THE RECORDS:
####

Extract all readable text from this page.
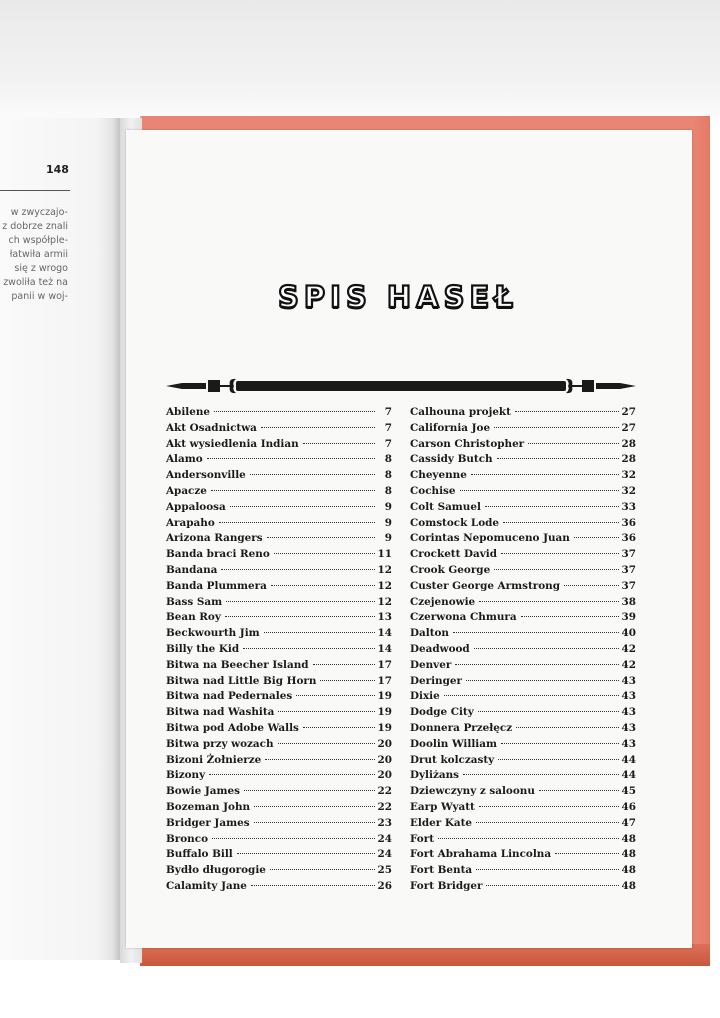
148
w zwyczajo-
z dobrze znali
ch współple-
łatwiła armii
się z wrogo
zwoliła też na
panii w woj-	SPIS HASEŁ
Abilene	7
Akt Osadnictwa	7
Akt wysiedlenia Indian	7
Alamo	8
Andersonville	8
Apacze	8
Appaloosa	9
Arapaho	9
Arizona Rangers	9
Banda braci Reno	11
Bandana	12
Banda Plummera	12
Bass Sam	12
Bean Roy	13
Beckwourth Jim	14
Billy the Kid	14
Bitwa na Beecher Island	17
Bitwa nad Little Big Horn	17
Bitwa nad Pedernales	19
Bitwa nad Washita	19
Bitwa pod Adobe Walls	19
Bitwa przy wozach	20
Bizoni Żołnierze	20
Bizony	20
Bowie James	22
Bozeman John	22
Bridger James	23
Bronco	24
Buffalo Bill	24
Bydło długorogie	25
Calamity Jane	26
Calhouna projekt	27
California Joe	27
Carson Christopher	28
Cassidy Butch	28
Cheyenne	32
Cochise	32
Colt Samuel	33
Comstock Lode	36
Corintas Nepomuceno Juan	36
Crockett David	37
Crook George	37
Custer George Armstrong	37
Czejenowie	38
Czerwona Chmura	39
Dalton	40
Deadwood	42
Denver	42
Deringer	43
Dixie	43
Dodge City	43
Donnera Przełęcz	43
Doolin William	43
Drut kolczasty	44
Dyliżans	44
Dziewczyny z saloonu	45
Earp Wyatt	46
Elder Kate	47
Fort	48
Fort Abrahama Lincolna	48
Fort Benta	48
Fort Bridger	48
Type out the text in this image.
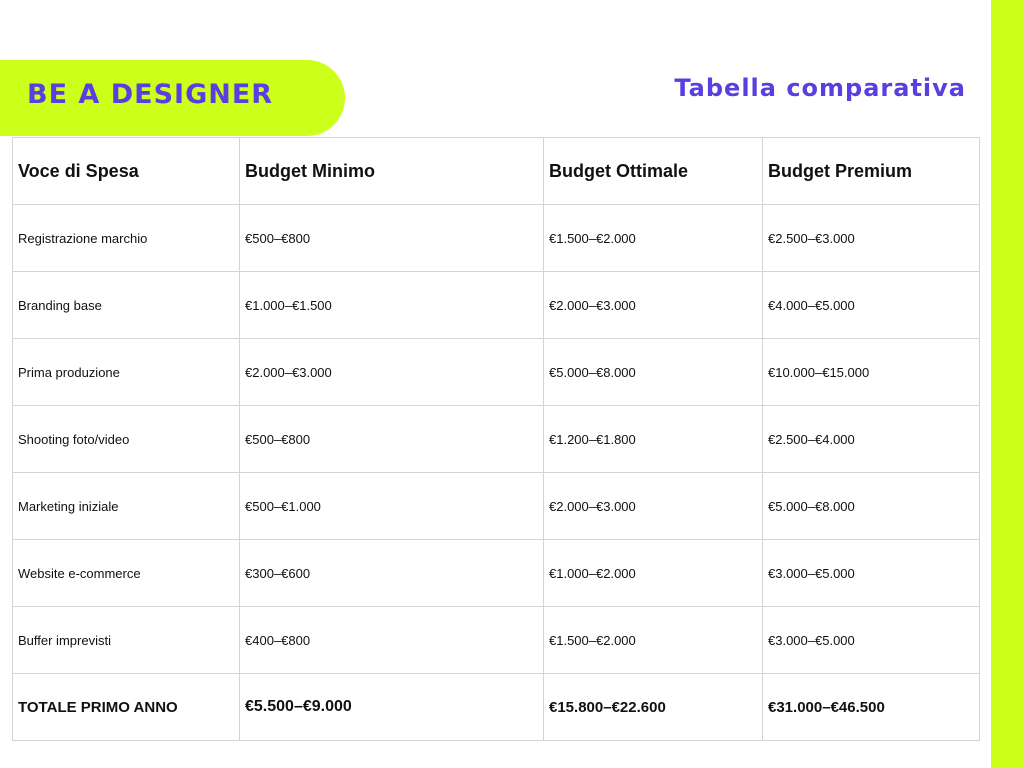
BE A DESIGNER	Tabella comparativa
Voce di Spesa	Budget Minimo	Budget Ottimale	Budget Premium
Registrazione marchio	€500–€800	€1.500–€2.000	€2.500–€3.000
Branding base	€1.000–€1.500	€2.000–€3.000	€4.000–€5.000
Prima produzione	€2.000–€3.000	€5.000–€8.000	€10.000–€15.000
Shooting foto/video	€500–€800	€1.200–€1.800	€2.500–€4.000
Marketing iniziale	€500–€1.000	€2.000–€3.000	€5.000–€8.000
Website e-commerce	€300–€600	€1.000–€2.000	€3.000–€5.000
Buffer imprevisti	€400–€800	€1.500–€2.000	€3.000–€5.000
TOTALE PRIMO ANNO	€5.500–€9.000	€15.800–€22.600	€31.000–€46.500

####

WHAT YOU ARE ASKED TO DO:
Copy each line of the data that contains the word "Fort".

EXERCISE ANSWER:
Fort	48
Fort Abrahama Lincolna	48
Fort Benta	48
Fort Bridger	48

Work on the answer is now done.